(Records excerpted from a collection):
(begin)

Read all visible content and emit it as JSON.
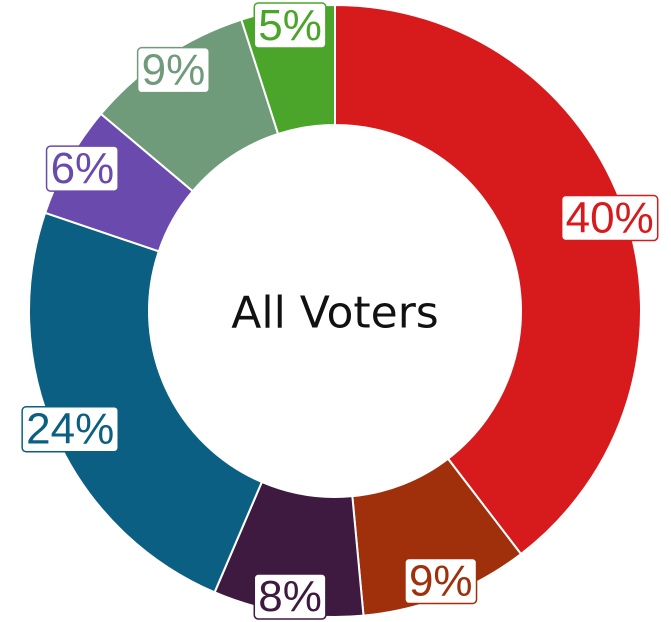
{
  "chart_data": {
    "type": "donut",
    "center_label": "All Voters",
    "values": [
      40,
      9,
      8,
      24,
      6,
      9,
      5
    ],
    "value_labels": [
      "40%",
      "9%",
      "8%",
      "24%",
      "6%",
      "9%",
      "5%"
    ],
    "colors": [
      "#d71a1c",
      "#a0300b",
      "#3f1a40",
      "#0a5f82",
      "#6a4aad",
      "#6f9b7b",
      "#4aa52a"
    ]
  }
}
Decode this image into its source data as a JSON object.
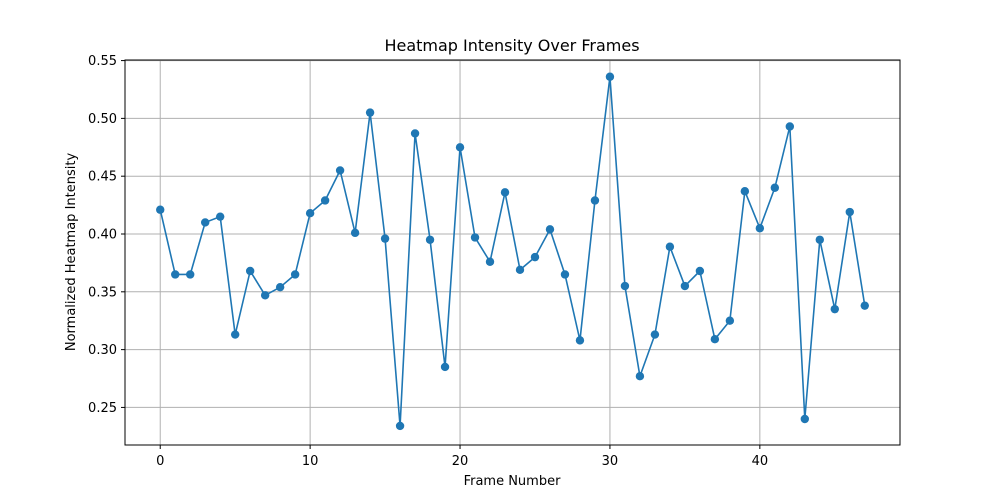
{
  "chart_data": {
    "type": "line",
    "title": "Heatmap Intensity Over Frames",
    "xlabel": "Frame Number",
    "ylabel": "Normalized Heatmap Intensity",
    "xlim": [
      -2.35,
      49.35
    ],
    "ylim": [
      0.2175,
      0.5505
    ],
    "xticks": [
      0,
      10,
      20,
      30,
      40
    ],
    "xtick_labels": [
      "0",
      "10",
      "20",
      "30",
      "40"
    ],
    "yticks": [
      0.25,
      0.3,
      0.35,
      0.4,
      0.45,
      0.5,
      0.55
    ],
    "ytick_labels": [
      "0.25",
      "0.30",
      "0.35",
      "0.40",
      "0.45",
      "0.50",
      "0.55"
    ],
    "grid": true,
    "legend": "none",
    "series": [
      {
        "color": "#1f77b4",
        "marker": "circle",
        "x": [
          0,
          1,
          2,
          3,
          4,
          5,
          6,
          7,
          8,
          9,
          10,
          11,
          12,
          13,
          14,
          15,
          16,
          17,
          18,
          19,
          20,
          21,
          22,
          23,
          24,
          25,
          26,
          27,
          28,
          29,
          30,
          31,
          32,
          33,
          34,
          35,
          36,
          37,
          38,
          39,
          40,
          41,
          42,
          43,
          44,
          45,
          46,
          47
        ],
        "y": [
          0.421,
          0.365,
          0.365,
          0.41,
          0.415,
          0.313,
          0.368,
          0.347,
          0.354,
          0.365,
          0.418,
          0.429,
          0.455,
          0.401,
          0.505,
          0.396,
          0.234,
          0.487,
          0.395,
          0.285,
          0.475,
          0.397,
          0.376,
          0.436,
          0.369,
          0.38,
          0.404,
          0.365,
          0.308,
          0.429,
          0.536,
          0.355,
          0.277,
          0.313,
          0.389,
          0.355,
          0.368,
          0.309,
          0.325,
          0.437,
          0.405,
          0.44,
          0.493,
          0.24,
          0.395,
          0.335,
          0.419,
          0.338
        ]
      }
    ]
  }
}
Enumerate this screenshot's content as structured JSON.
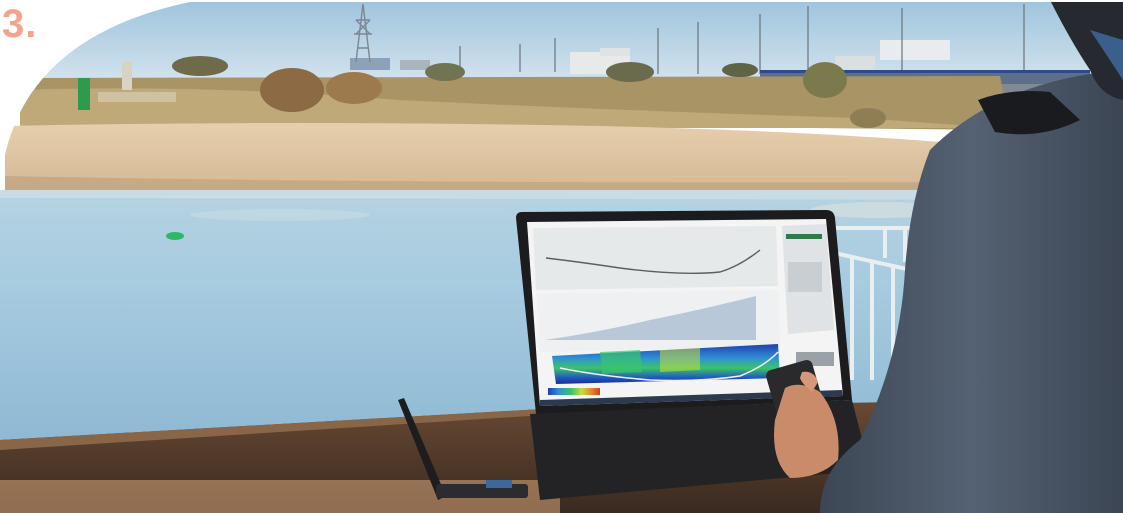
{
  "figure": {
    "number_label": "3."
  },
  "colors": {
    "sky": "#bcd6e6",
    "sand": "#dcc5a4",
    "water": "#a9cce0",
    "number_label": "#f2a48c",
    "laptop_body": "#1c1c1e"
  },
  "screen": {
    "colorbar_stops": [
      "#1f3fb0",
      "#2f8fd6",
      "#3bc46b",
      "#c9dd3a",
      "#e2822a",
      "#d43b2b"
    ]
  }
}
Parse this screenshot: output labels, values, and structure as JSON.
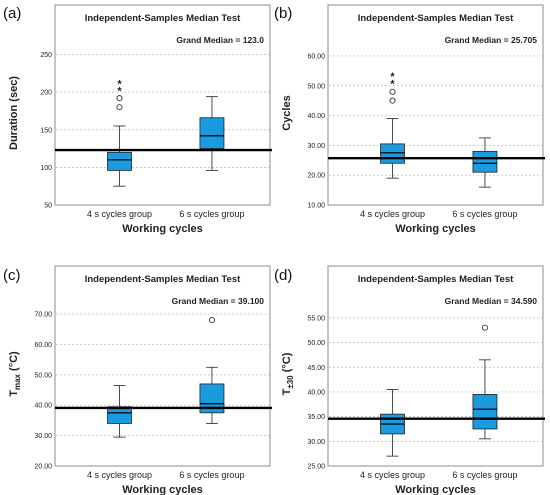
{
  "chart_data": [
    {
      "type": "box",
      "panel_letter": "(a)",
      "title": "Independent-Samples Median Test",
      "grand_median_label": "Grand Median = 123.0",
      "grand_median": 123.0,
      "ylabel": "Duration (sec)",
      "ylabel_sub": "",
      "ylabel_after": "",
      "xlabel": "Working cycles",
      "ylim": [
        50,
        260
      ],
      "yticks": [
        50,
        100,
        150,
        200,
        250
      ],
      "ytick_labels": [
        "50",
        "100",
        "150",
        "200",
        "250"
      ],
      "categories": [
        "4 s cycles group",
        "6 s cycles group"
      ],
      "boxes": [
        {
          "whisker_low": 75,
          "q1": 96,
          "median": 110,
          "q3": 120,
          "whisker_high": 155,
          "outliers": [
            180,
            192
          ],
          "extremes": [
            203,
            212
          ]
        },
        {
          "whisker_low": 96,
          "q1": 125,
          "median": 142,
          "q3": 166,
          "whisker_high": 194,
          "outliers": [],
          "extremes": []
        }
      ]
    },
    {
      "type": "box",
      "panel_letter": "(b)",
      "title": "Independent-Samples Median Test",
      "grand_median_label": "Grand Median = 25.705",
      "grand_median": 25.705,
      "ylabel": "Cycles",
      "ylabel_sub": "",
      "ylabel_after": "",
      "xlabel": "Working cycles",
      "ylim": [
        10,
        63
      ],
      "yticks": [
        10,
        20,
        30,
        40,
        50,
        60
      ],
      "ytick_labels": [
        "10.00",
        "20.00",
        "30.00",
        "40.00",
        "50.00",
        "60.00"
      ],
      "categories": [
        "4 s cycles group",
        "6 s cycles group"
      ],
      "boxes": [
        {
          "whisker_low": 19,
          "q1": 24,
          "median": 27.5,
          "q3": 30.5,
          "whisker_high": 39,
          "outliers": [
            45,
            48
          ],
          "extremes": [
            51,
            53.5
          ]
        },
        {
          "whisker_low": 16,
          "q1": 21,
          "median": 24,
          "q3": 28,
          "whisker_high": 32.5,
          "outliers": [],
          "extremes": []
        }
      ]
    },
    {
      "type": "box",
      "panel_letter": "(c)",
      "title": "Independent-Samples Median Test",
      "grand_median_label": "Grand Median = 39.100",
      "grand_median": 39.1,
      "ylabel": "T",
      "ylabel_sub": "max",
      "ylabel_after": " (°C)",
      "xlabel": "Working cycles",
      "ylim": [
        20,
        72
      ],
      "yticks": [
        20,
        30,
        40,
        50,
        60,
        70
      ],
      "ytick_labels": [
        "20.00",
        "30.00",
        "40.00",
        "50.00",
        "60.00",
        "70.00"
      ],
      "categories": [
        "4 s cycles group",
        "6 s cycles group"
      ],
      "boxes": [
        {
          "whisker_low": 29.5,
          "q1": 34,
          "median": 37.5,
          "q3": 39.5,
          "whisker_high": 46.5,
          "outliers": [],
          "extremes": []
        },
        {
          "whisker_low": 34,
          "q1": 37.5,
          "median": 40.5,
          "q3": 47,
          "whisker_high": 52.5,
          "outliers": [
            68
          ],
          "extremes": []
        }
      ]
    },
    {
      "type": "box",
      "panel_letter": "(d)",
      "title": "Independent-Samples Median Test",
      "grand_median_label": "Grand Median = 34.590",
      "grand_median": 34.59,
      "ylabel": "T",
      "ylabel_sub": "±30",
      "ylabel_after": " (°C)",
      "xlabel": "Working cycles",
      "ylim": [
        25,
        57
      ],
      "yticks": [
        25,
        30,
        35,
        40,
        45,
        50,
        55
      ],
      "ytick_labels": [
        "25.00",
        "30.00",
        "35.00",
        "40.00",
        "45.00",
        "50.00",
        "55.00"
      ],
      "categories": [
        "4 s cycles group",
        "6 s cycles group"
      ],
      "boxes": [
        {
          "whisker_low": 27,
          "q1": 31.5,
          "median": 33.5,
          "q3": 35.5,
          "whisker_high": 40.5,
          "outliers": [],
          "extremes": []
        },
        {
          "whisker_low": 30.5,
          "q1": 32.5,
          "median": 36.5,
          "q3": 39.5,
          "whisker_high": 46.5,
          "outliers": [
            53
          ],
          "extremes": []
        }
      ]
    }
  ]
}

(end)

(Work instructions):
Work out the number of lines in this listing that include the word "values". Reply with that number only.

(Response to the exercise):
2